Material to process
● ● ●

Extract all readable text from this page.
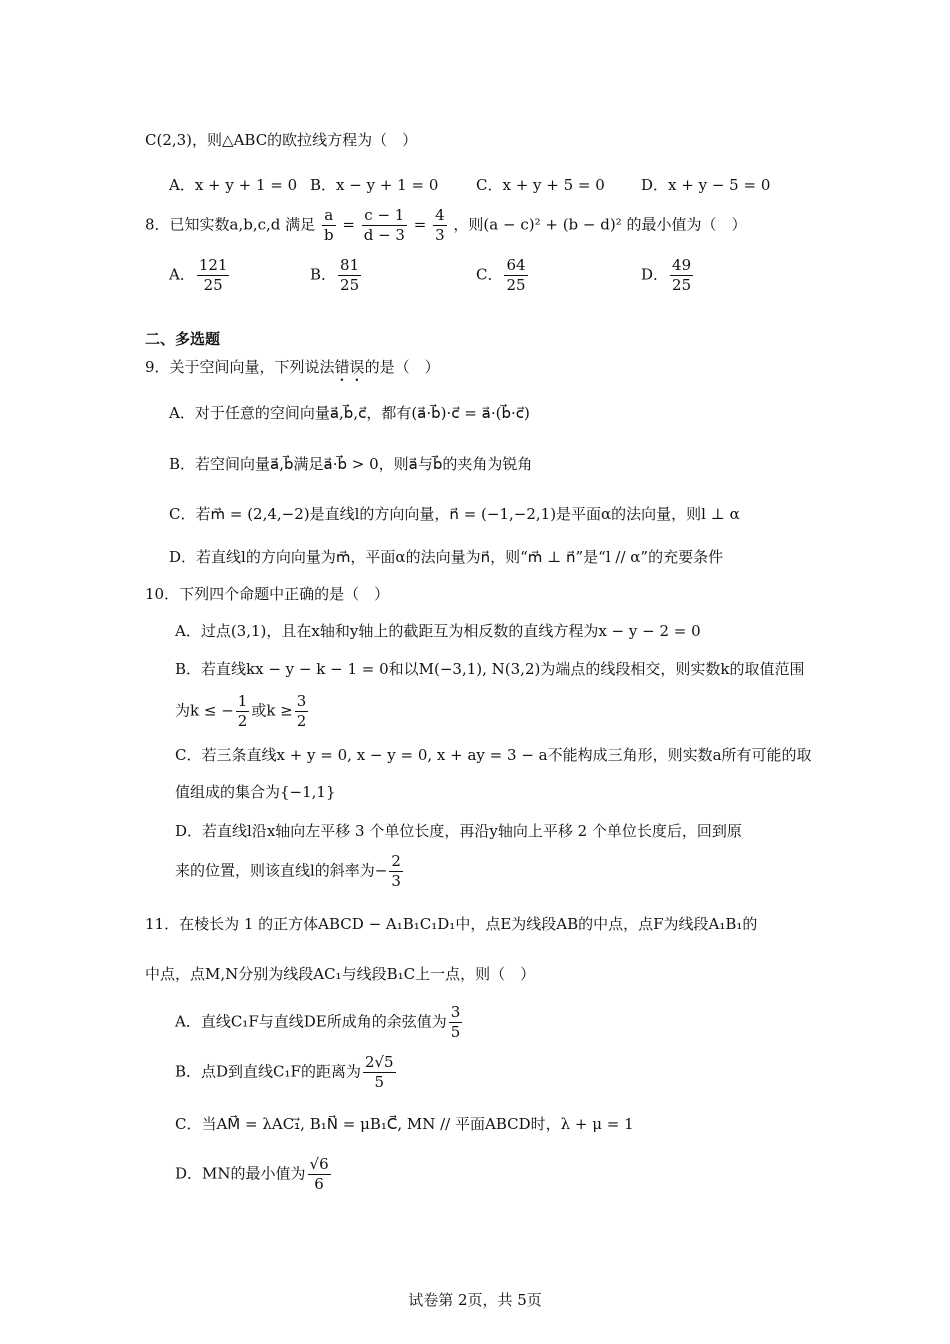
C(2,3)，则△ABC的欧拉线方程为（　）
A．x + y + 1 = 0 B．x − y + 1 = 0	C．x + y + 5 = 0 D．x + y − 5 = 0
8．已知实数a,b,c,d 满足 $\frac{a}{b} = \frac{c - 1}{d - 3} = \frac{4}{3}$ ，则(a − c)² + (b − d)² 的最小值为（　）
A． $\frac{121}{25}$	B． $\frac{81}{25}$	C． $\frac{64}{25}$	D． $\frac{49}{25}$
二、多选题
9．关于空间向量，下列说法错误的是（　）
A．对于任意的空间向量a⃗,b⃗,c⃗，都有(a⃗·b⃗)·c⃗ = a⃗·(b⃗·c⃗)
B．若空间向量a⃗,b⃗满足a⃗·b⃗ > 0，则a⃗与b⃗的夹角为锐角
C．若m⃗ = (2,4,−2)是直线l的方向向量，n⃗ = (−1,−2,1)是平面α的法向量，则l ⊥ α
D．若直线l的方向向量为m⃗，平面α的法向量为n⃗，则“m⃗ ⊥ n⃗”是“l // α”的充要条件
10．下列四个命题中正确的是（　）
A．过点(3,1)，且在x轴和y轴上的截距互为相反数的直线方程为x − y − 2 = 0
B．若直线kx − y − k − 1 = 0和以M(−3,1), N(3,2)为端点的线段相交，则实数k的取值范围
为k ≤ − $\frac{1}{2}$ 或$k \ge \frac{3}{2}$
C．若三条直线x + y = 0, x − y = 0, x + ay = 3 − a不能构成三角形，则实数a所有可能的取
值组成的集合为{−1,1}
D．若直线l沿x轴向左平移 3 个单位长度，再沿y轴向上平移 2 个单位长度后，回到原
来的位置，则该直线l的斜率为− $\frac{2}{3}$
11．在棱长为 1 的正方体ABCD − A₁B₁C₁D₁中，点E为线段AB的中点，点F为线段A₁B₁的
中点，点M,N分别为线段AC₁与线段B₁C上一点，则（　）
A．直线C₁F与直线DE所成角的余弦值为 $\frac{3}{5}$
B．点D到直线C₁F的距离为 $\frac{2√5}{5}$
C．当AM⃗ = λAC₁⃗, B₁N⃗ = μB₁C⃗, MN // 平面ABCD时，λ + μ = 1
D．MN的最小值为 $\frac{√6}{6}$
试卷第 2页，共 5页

● ● ●

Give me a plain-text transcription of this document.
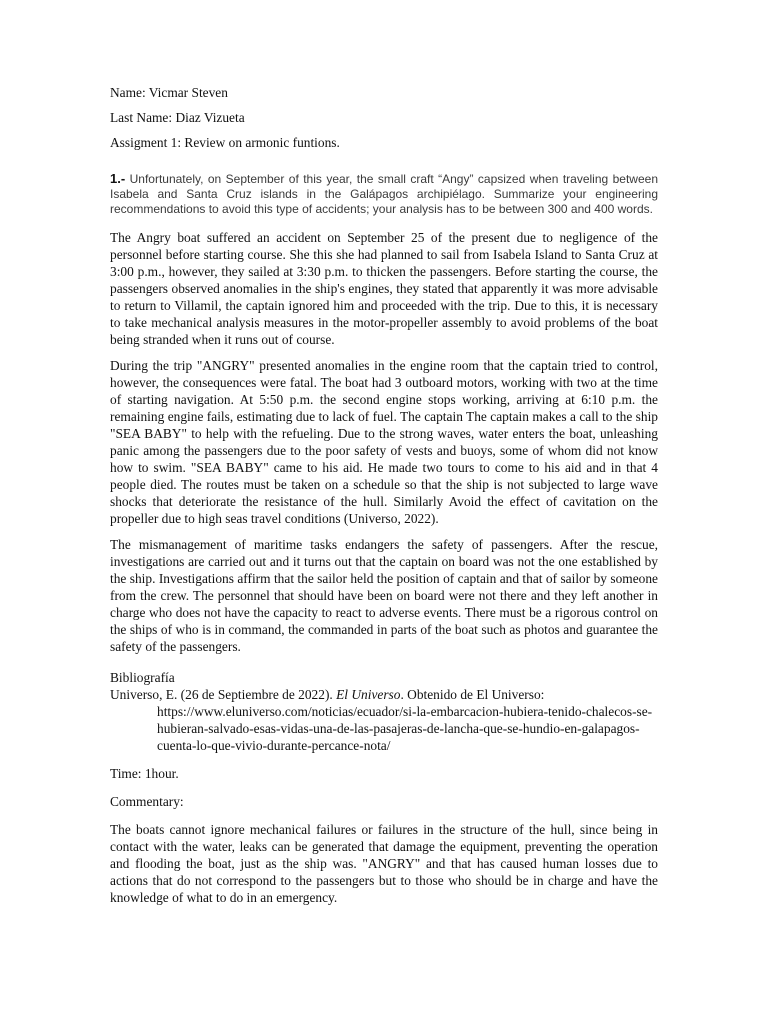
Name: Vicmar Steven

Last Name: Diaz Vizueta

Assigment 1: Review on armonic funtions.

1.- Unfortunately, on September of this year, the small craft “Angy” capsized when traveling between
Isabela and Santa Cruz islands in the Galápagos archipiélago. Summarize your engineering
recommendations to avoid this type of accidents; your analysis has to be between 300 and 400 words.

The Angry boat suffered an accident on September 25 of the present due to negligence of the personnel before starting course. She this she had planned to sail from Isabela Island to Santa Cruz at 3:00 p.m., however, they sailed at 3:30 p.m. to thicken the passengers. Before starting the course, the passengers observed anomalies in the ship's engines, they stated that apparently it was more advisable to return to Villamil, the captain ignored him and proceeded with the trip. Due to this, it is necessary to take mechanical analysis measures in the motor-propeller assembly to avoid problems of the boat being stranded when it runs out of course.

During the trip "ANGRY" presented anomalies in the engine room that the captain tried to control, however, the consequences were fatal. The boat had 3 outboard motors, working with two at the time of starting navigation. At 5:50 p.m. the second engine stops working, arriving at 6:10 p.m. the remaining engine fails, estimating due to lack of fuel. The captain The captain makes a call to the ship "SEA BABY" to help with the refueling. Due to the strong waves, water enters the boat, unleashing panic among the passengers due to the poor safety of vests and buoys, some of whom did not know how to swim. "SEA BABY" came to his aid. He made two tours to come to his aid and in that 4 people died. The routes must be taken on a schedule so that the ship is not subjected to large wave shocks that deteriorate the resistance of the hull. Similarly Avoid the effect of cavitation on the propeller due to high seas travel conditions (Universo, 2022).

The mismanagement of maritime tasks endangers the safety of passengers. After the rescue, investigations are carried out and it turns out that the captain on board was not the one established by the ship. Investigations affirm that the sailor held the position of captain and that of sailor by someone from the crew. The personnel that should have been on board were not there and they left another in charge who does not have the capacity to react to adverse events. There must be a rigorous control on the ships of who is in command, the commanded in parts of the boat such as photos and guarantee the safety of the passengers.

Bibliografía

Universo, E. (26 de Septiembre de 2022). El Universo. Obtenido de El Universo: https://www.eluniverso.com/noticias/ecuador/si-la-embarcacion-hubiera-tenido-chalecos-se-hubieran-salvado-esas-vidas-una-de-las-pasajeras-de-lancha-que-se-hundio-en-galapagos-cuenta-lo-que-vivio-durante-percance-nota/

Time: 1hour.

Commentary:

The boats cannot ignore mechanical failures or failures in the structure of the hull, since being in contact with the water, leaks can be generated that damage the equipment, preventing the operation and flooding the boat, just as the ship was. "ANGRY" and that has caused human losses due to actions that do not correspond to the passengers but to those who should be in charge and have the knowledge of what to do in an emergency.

● ● ●

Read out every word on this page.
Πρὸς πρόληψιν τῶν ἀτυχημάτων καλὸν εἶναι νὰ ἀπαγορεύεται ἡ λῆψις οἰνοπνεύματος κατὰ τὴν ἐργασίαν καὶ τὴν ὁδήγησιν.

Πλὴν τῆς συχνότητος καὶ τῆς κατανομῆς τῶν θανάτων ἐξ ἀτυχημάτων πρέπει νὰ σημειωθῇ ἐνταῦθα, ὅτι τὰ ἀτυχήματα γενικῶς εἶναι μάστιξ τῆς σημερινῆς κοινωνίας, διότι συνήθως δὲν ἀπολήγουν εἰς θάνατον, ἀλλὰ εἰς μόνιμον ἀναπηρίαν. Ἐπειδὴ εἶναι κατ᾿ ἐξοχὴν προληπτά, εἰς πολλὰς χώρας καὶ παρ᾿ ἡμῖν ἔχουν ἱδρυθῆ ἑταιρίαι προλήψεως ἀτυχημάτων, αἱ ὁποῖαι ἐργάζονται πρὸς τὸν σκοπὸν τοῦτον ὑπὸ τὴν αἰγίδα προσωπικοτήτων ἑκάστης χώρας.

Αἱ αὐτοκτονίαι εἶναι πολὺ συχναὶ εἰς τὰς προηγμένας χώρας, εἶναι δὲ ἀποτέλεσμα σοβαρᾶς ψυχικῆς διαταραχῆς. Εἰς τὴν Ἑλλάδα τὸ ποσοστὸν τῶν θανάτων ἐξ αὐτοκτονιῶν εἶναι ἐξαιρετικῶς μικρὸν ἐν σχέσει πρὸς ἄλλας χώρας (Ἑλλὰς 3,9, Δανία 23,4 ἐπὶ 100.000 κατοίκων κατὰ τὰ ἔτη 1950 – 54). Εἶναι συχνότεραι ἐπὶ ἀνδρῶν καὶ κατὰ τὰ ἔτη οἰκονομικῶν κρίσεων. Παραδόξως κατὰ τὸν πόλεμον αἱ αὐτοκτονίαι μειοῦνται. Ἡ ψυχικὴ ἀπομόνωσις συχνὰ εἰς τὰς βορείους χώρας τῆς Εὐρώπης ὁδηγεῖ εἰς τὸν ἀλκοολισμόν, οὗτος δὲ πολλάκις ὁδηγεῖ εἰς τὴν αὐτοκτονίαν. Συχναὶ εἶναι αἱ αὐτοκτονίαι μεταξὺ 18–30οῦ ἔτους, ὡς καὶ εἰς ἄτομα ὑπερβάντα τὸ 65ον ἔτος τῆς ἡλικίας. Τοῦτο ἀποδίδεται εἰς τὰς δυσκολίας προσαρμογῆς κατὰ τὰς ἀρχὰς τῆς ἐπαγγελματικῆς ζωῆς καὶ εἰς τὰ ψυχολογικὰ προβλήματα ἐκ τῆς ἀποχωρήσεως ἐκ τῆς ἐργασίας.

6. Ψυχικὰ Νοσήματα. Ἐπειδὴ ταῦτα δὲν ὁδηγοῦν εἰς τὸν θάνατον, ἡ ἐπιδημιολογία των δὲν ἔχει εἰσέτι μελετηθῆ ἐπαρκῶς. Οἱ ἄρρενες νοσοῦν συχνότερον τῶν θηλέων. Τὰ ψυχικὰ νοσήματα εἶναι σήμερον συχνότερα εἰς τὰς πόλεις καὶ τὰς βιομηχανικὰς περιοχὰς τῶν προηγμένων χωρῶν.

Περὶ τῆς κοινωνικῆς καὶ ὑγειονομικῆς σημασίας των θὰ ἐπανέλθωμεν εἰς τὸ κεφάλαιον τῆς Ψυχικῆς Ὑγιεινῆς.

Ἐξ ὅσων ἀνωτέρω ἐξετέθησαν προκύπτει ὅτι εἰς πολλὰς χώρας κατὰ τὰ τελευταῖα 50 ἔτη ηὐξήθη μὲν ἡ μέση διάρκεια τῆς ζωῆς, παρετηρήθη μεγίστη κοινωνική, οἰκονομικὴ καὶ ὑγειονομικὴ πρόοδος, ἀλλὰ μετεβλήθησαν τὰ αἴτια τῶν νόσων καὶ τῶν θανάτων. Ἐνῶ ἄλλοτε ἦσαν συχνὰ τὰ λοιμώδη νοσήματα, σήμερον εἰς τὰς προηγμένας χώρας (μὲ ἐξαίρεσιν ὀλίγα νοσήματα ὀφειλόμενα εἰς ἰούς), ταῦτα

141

● ● ●

Prompt
Look through the records and gather every line containing "your".

Answer below
Isabela and Santa Cruz islands in the Galápagos archipiélago. Summarize your engineering
recommendations to avoid this type of accidents; your analysis has to be between 300 and 400 words.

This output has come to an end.